* [Written task]: Transcribe each line exactly.

* [Data entries]:
= = = = = = =
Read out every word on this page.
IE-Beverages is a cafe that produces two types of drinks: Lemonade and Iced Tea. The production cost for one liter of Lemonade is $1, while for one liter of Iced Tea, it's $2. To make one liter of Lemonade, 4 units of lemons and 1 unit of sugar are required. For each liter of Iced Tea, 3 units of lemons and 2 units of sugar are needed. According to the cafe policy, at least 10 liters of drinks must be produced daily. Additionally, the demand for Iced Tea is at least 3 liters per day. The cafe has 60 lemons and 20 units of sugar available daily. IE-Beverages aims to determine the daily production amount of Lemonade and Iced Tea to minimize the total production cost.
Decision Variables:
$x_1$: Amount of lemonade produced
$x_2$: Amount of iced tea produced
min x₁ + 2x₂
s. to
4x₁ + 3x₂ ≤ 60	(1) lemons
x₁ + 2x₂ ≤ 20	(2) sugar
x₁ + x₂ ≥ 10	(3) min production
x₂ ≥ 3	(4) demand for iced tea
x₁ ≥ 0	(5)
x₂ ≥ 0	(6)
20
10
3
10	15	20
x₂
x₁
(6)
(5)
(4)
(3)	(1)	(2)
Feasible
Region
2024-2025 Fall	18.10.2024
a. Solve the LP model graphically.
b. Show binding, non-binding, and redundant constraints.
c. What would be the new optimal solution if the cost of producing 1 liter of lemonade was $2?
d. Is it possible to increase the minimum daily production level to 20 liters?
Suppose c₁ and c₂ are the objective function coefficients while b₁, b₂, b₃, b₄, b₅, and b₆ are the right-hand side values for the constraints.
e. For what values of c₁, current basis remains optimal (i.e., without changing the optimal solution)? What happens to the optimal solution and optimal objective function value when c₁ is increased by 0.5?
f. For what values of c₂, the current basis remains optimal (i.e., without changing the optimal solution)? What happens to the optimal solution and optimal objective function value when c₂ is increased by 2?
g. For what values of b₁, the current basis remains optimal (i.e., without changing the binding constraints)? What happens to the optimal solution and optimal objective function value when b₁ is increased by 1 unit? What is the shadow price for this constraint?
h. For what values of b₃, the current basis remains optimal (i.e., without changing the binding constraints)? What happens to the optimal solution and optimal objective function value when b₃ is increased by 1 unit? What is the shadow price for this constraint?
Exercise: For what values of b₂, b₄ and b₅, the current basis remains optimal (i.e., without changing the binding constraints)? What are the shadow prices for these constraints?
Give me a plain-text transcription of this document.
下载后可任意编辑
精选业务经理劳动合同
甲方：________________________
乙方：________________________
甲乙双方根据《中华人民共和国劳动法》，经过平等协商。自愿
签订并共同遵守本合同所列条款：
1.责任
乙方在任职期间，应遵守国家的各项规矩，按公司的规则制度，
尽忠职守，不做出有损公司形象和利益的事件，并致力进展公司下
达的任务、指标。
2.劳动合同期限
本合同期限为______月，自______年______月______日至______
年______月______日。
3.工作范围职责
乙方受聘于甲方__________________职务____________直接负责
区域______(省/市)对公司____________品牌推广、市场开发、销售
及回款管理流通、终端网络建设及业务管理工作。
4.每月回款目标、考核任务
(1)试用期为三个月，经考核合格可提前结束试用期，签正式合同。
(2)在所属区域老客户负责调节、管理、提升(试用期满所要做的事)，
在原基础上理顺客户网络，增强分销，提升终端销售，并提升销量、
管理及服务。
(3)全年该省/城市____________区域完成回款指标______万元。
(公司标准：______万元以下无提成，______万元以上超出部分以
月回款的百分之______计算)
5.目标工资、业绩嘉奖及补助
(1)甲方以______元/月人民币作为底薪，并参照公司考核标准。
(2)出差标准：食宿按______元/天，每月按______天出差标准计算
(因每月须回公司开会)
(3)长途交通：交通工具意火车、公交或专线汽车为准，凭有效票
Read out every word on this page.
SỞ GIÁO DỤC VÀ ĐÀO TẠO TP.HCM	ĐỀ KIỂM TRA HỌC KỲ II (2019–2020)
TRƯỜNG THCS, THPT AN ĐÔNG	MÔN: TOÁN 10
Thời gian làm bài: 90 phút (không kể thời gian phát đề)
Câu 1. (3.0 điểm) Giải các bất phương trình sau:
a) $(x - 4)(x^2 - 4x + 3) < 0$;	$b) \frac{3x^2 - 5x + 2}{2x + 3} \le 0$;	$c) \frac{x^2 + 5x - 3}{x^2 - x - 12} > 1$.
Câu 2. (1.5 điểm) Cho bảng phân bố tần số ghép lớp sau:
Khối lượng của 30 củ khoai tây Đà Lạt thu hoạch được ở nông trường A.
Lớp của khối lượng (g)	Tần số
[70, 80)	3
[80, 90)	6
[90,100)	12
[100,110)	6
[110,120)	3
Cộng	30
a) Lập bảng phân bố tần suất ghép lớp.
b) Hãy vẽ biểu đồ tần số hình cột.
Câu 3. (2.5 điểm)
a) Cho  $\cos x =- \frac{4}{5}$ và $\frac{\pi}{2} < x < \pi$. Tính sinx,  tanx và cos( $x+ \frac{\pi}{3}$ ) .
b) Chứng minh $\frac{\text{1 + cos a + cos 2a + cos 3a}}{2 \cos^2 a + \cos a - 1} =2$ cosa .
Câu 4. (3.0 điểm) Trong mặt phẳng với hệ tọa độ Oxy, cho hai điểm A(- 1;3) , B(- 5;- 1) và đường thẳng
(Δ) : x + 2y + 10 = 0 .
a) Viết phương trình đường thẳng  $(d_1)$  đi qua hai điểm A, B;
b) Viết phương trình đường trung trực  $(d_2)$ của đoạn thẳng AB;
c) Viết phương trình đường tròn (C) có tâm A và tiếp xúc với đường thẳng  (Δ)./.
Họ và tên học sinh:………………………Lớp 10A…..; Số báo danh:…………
= = = = = = =
* [Task solution]:
Read out every word on this page.
IE-Beverages is a cafe that produces two types of drinks: Lemonade and Iced Tea. The production cost for one liter of Lemonade is $1, while for one liter of Iced Tea, it's $2. To make one liter of Lemonade, 4 units of lemons and 1 unit of sugar are required. For each liter of Iced Tea, 3 units of lemons and 2 units of sugar are needed. According to the cafe policy, at least 10 liters of drinks must be produced daily. Additionally, the demand for Iced Tea is at least 3 liters per day. The cafe has 60 lemons and 20 units of sugar available daily. IE-Beverages aims to determine the daily production amount of Lemonade and Iced Tea to minimize the total production cost.
Decision Variables:
$x_1$: Amount of lemonade produced
$x_2$: Amount of iced tea produced
min x₁ + 2x₂
s. to
4x₁ + 3x₂ ≤ 60	(1) lemons
x₁ + 2x₂ ≤ 20	(2) sugar
x₁ + x₂ ≥ 10	(3) min production
x₂ ≥ 3	(4) demand for iced tea
x₁ ≥ 0	(5)
x₂ ≥ 0	(6)
20
10
3
10	15	20
x₂
x₁
(6)
(5)
(4)
(3)	(1)	(2)
Feasible
Region
2024-2025 Fall	18.10.2024
a. Solve the LP model graphically.
b. Show binding, non-binding, and redundant constraints.
c. What would be the new optimal solution if the cost of producing 1 liter of lemonade was $2?
d. Is it possible to increase the minimum daily production level to 20 liters?
Suppose c₁ and c₂ are the objective function coefficients while b₁, b₂, b₃, b₄, b₅, and b₆ are the right-hand side values for the constraints.
e. For what values of c₁, current basis remains optimal (i.e., without changing the optimal solution)? What happens to the optimal solution and optimal objective function value when c₁ is increased by 0.5?
f. For what values of c₂, the current basis remains optimal (i.e., without changing the optimal solution)? What happens to the optimal solution and optimal objective function value when c₂ is increased by 2?
g. For what values of b₁, the current basis remains optimal (i.e., without changing the binding constraints)? What happens to the optimal solution and optimal objective function value when b₁ is increased by 1 unit? What is the shadow price for this constraint?
h. For what values of b₃, the current basis remains optimal (i.e., without changing the binding constraints)? What happens to the optimal solution and optimal objective function value when b₃ is increased by 1 unit? What is the shadow price for this constraint?
Exercise: For what values of b₂, b₄ and b₅, the current basis remains optimal (i.e., without changing the binding constraints)? What are the shadow prices for these constraints?
Give me a plain-text transcription of this document.
下载后可任意编辑
精选业务经理劳动合同
甲方：________________________
乙方：________________________
甲乙双方根据《中华人民共和国劳动法》，经过平等协商。自愿
签订并共同遵守本合同所列条款：
1.责任
乙方在任职期间，应遵守国家的各项规矩，按公司的规则制度，
尽忠职守，不做出有损公司形象和利益的事件，并致力进展公司下
达的任务、指标。
2.劳动合同期限
本合同期限为______月，自______年______月______日至______
年______月______日。
3.工作范围职责
乙方受聘于甲方__________________职务____________直接负责
区域______(省/市)对公司____________品牌推广、市场开发、销售
及回款管理流通、终端网络建设及业务管理工作。
4.每月回款目标、考核任务
(1)试用期为三个月，经考核合格可提前结束试用期，签正式合同。
(2)在所属区域老客户负责调节、管理、提升(试用期满所要做的事)，
在原基础上理顺客户网络，增强分销，提升终端销售，并提升销量、
管理及服务。
(3)全年该省/城市____________区域完成回款指标______万元。
(公司标准：______万元以下无提成，______万元以上超出部分以
月回款的百分之______计算)
5.目标工资、业绩嘉奖及补助
(1)甲方以______元/月人民币作为底薪，并参照公司考核标准。
(2)出差标准：食宿按______元/天，每月按______天出差标准计算
(因每月须回公司开会)
(3)长途交通：交通工具意火车、公交或专线汽车为准，凭有效票
Read out every word on this page.
SỞ GIÁO DỤC VÀ ĐÀO TẠO TP.HCM	ĐỀ KIỂM TRA HỌC KỲ II (2019–2020)
TRƯỜNG THCS, THPT AN ĐÔNG	MÔN: TOÁN 10
Thời gian làm bài: 90 phút (không kể thời gian phát đề)
Câu 1. (3.0 điểm) Giải các bất phương trình sau:
a) $(x - 4)(x^2 - 4x + 3) < 0$;	$b) \frac{3x^2 - 5x + 2}{2x + 3} \le 0$;	$c) \frac{x^2 + 5x - 3}{x^2 - x - 12} > 1$.
Câu 2. (1.5 điểm) Cho bảng phân bố tần số ghép lớp sau:
Khối lượng của 30 củ khoai tây Đà Lạt thu hoạch được ở nông trường A.
Lớp của khối lượng (g)	Tần số
[70, 80)	3
[80, 90)	6
[90,100)	12
[100,110)	6
[110,120)	3
Cộng	30
a) Lập bảng phân bố tần suất ghép lớp.
b) Hãy vẽ biểu đồ tần số hình cột.
Câu 3. (2.5 điểm)
a) Cho  $\cos x =- \frac{4}{5}$ và $\frac{\pi}{2} < x < \pi$. Tính sinx,  tanx và cos( $x+ \frac{\pi}{3}$ ) .
b) Chứng minh $\frac{\text{1 + cos a + cos 2a + cos 3a}}{2 \cos^2 a + \cos a - 1} =2$ cosa .
Câu 4. (3.0 điểm) Trong mặt phẳng với hệ tọa độ Oxy, cho hai điểm A(- 1;3) , B(- 5;- 1) và đường thẳng
(Δ) : x + 2y + 10 = 0 .
a) Viết phương trình đường thẳng  $(d_1)$  đi qua hai điểm A, B;
b) Viết phương trình đường trung trực  $(d_2)$ của đoạn thẳng AB;
c) Viết phương trình đường tròn (C) có tâm A và tiếp xúc với đường thẳng  (Δ)./.
Họ và tên học sinh:………………………Lớp 10A…..; Số báo danh:…………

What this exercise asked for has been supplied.